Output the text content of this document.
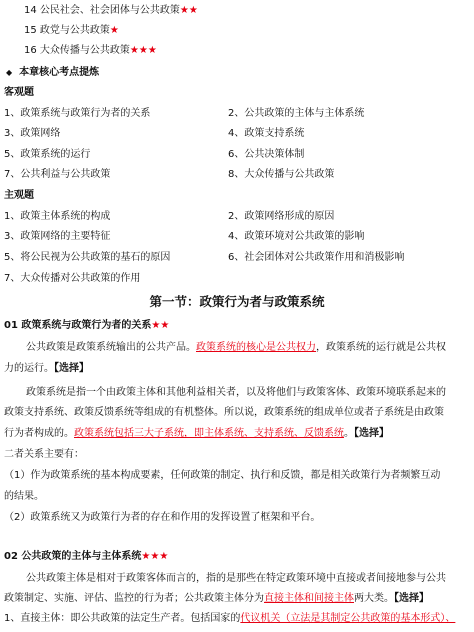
14 公民社会、社会团体与公共政策★★
15 政党与公共政策★
16 大众传播与公共政策★★★
◆ 本章核心考点提炼
客观题
1、政策系统与政策行为者的关系	2、公共政策的主体与主体系统
3、政策网络	4、政策支持系统
5、政策系统的运行	6、公共决策体制
7、公共利益与公共政策	8、大众传播与公共政策
主观题
1、政策主体系统的构成	2、政策网络形成的原因
3、政策网络的主要特征	4、政策环境对公共政策的影响
5、将公民视为公共政策的基石的原因	6、社会团体对公共政策作用和消极影响
7、大众传播对公共政策的作用
第一节：政策行为者与政策系统
01 政策系统与政策行为者的关系★★
公共政策是政策系统输出的公共产品。政策系统的核心是公共权力，政策系统的运行就是公共权
力的运行。【选择】
政策系统是指一个由政策主体和其他利益相关者，以及将他们与政策客体、政策环境联系起来的
政策支持系统、政策反馈系统等组成的有机整体。所以说，政策系统的组成单位或者子系统是由政策
行为者构成的。政策系统包括三大子系统，即主体系统、支持系统、反馈系统。【选择】
二者关系主要有：
（1）作为政策系统的基本构成要素，任何政策的制定、执行和反馈，都是相关政策行为者频繁互动
的结果。
（2）政策系统又为政策行为者的存在和作用的发挥设置了框架和平台。
02 公共政策的主体与主体系统★★★
公共政策主体是相对于政策客体而言的，指的是那些在特定政策环境中直接或者间接地参与公共
政策制定、实施、评估、监控的行为者；公共政策主体分为直接主体和间接主体两大类。【选择】
1、直接主体：即公共政策的法定生产者。包括国家的代议机关（立法是其制定公共政策的基本形式）、
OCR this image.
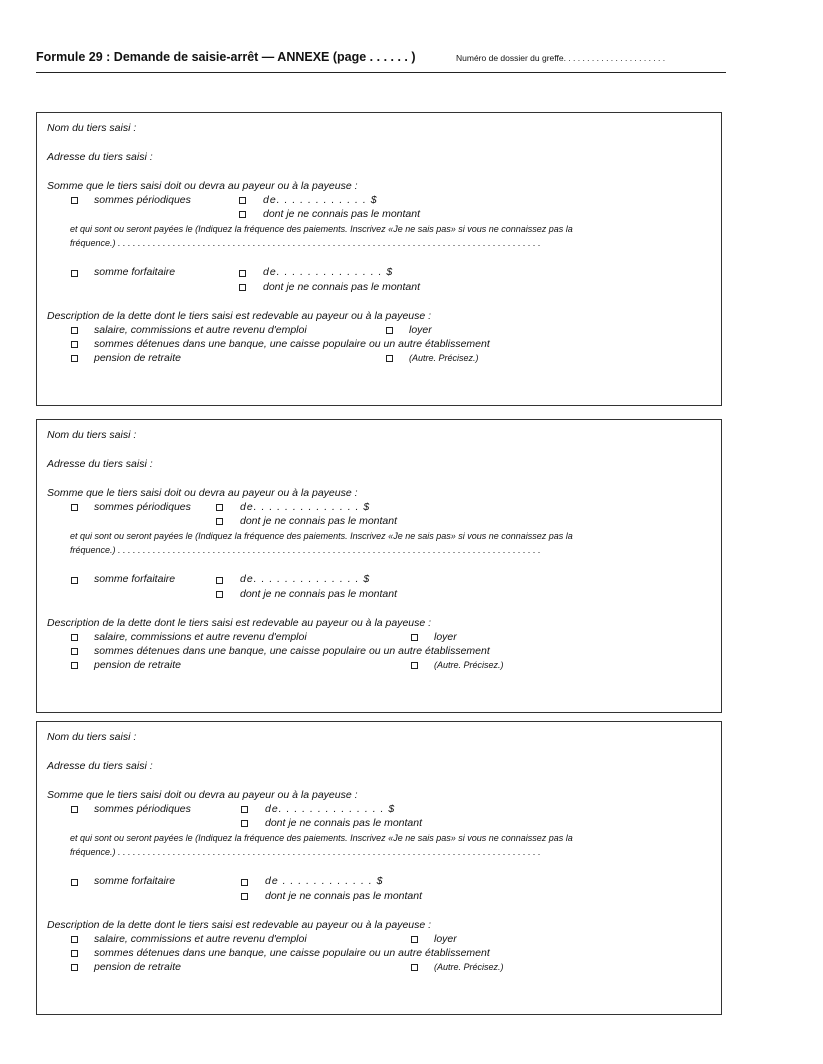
Formule 29 : Demande de saisie-arrêt — ANNEXE (page . . . . . . )	Numéro de dossier du greffe. . . . . . . . . . . . . . . . . . . . . .
Nom du tiers saisi :
Adresse du tiers saisi :
Somme que le tiers saisi doit ou devra au payeur ou à la payeuse :
sommes périodiques	de. . . . . . . . . . . . $
dont je ne connais pas le montant
et qui sont ou seront payées le (Indiquez la fréquence des paiements. Inscrivez «Je ne sais pas» si vous ne connaissez pas la
fréquence.) . . . . . . . . . . . . . . . . . . . . . . . . . . . . . . . . . . . . . . . . . . . . . . . . . . . . . . . . . . . . . . . . . . . . . . . . . . . . . . . . . . . . .
somme forfaitaire	de. . . . . . . . . . . . . . $
dont je ne connais pas le montant
Description de la dette dont le tiers saisi est redevable au payeur ou à la payeuse :
salaire, commissions et autre revenu d'emploi	loyer
sommes détenues dans une banque, une caisse populaire ou un autre établissement
pension de retraite	(Autre. Précisez.)
Nom du tiers saisi :
Adresse du tiers saisi :
Somme que le tiers saisi doit ou devra au payeur ou à la payeuse :
sommes périodiques	de. . . . . . . . . . . . . . $
dont je ne connais pas le montant
et qui sont ou seront payées le (Indiquez la fréquence des paiements. Inscrivez «Je ne sais pas» si vous ne connaissez pas la
fréquence.) . . . . . . . . . . . . . . . . . . . . . . . . . . . . . . . . . . . . . . . . . . . . . . . . . . . . . . . . . . . . . . . . . . . . . . . . . . . . . . . . . . . . .
somme forfaitaire	de. . . . . . . . . . . . . . $
dont je ne connais pas le montant
Description de la dette dont le tiers saisi est redevable au payeur ou à la payeuse :
salaire, commissions et autre revenu d'emploi	loyer
sommes détenues dans une banque, une caisse populaire ou un autre établissement
pension de retraite	(Autre. Précisez.)
Nom du tiers saisi :
Adresse du tiers saisi :
Somme que le tiers saisi doit ou devra au payeur ou à la payeuse :
sommes périodiques	de. . . . . . . . . . . . . . $
dont je ne connais pas le montant
et qui sont ou seront payées le (Indiquez la fréquence des paiements. Inscrivez «Je ne sais pas» si vous ne connaissez pas la
fréquence.) . . . . . . . . . . . . . . . . . . . . . . . . . . . . . . . . . . . . . . . . . . . . . . . . . . . . . . . . . . . . . . . . . . . . . . . . . . . . . . . . . . . . .
somme forfaitaire	de . . . . . . . . . . . . $
dont je ne connais pas le montant
Description de la dette dont le tiers saisi est redevable au payeur ou à la payeuse :
salaire, commissions et autre revenu d'emploi	loyer
sommes détenues dans une banque, une caisse populaire ou un autre établissement
pension de retraite	(Autre. Précisez.)
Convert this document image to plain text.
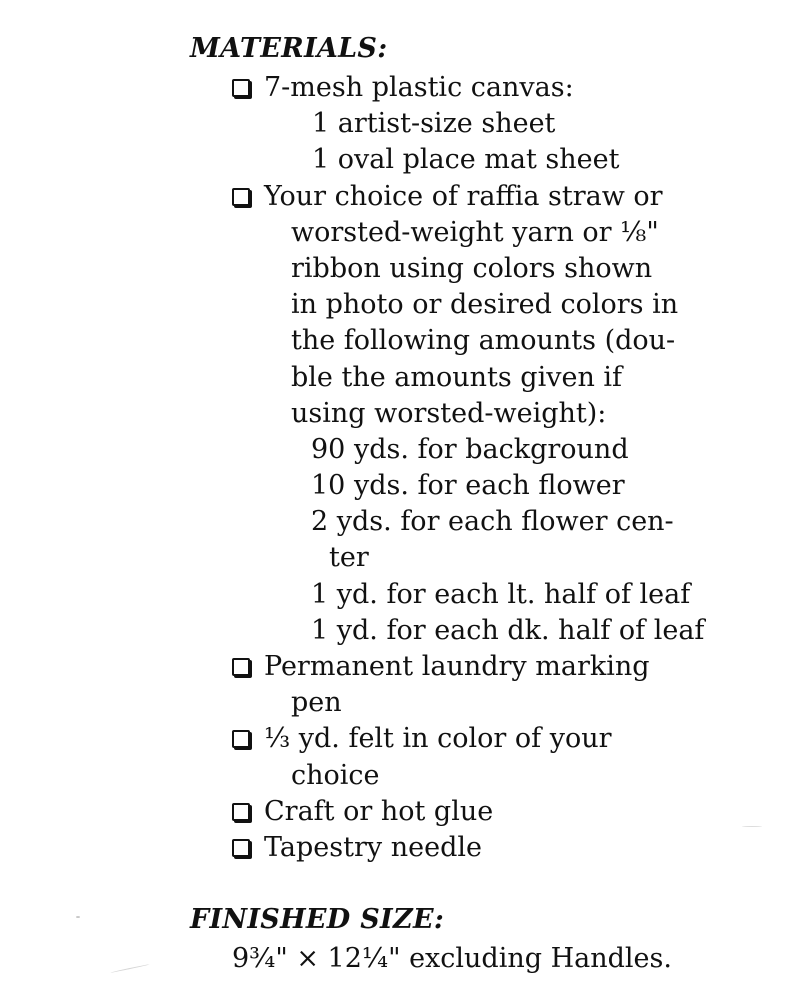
MATERIALS:
7-mesh plastic canvas:
1 artist-size sheet
1 oval place mat sheet
Your choice of raffia straw or
worsted-weight yarn or ⅛"
ribbon using colors shown
in photo or desired colors in
the following amounts (dou-
ble the amounts given if
using worsted-weight):
90 yds. for background
10 yds. for each flower
2 yds. for each flower cen-
ter
1 yd. for each lt. half of leaf
1 yd. for each dk. half of leaf
Permanent laundry marking
pen
⅓ yd. felt in color of your
choice
Craft or hot glue
Tapestry needle
FINISHED SIZE:
9¾" × 12¼" excluding Handles.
-=-=-
**Aim:**
Lines from the one that contains "Convert this document image to plain text." through the last line of the data above are to be extracted exactly, with no pictures and no other lines.

**Solved exercise:**
Convert this document image to plain text.
MATERIALS:
7-mesh plastic canvas:
1 artist-size sheet
1 oval place mat sheet
Your choice of raffia straw or
worsted-weight yarn or ⅛"
ribbon using colors shown
in photo or desired colors in
the following amounts (dou-
ble the amounts given if
using worsted-weight):
90 yds. for background
10 yds. for each flower
2 yds. for each flower cen-
ter
1 yd. for each lt. half of leaf
1 yd. for each dk. half of leaf
Permanent laundry marking
pen
⅓ yd. felt in color of your
choice
Craft or hot glue
Tapestry needle
FINISHED SIZE:
9¾" × 12¼" excluding Handles.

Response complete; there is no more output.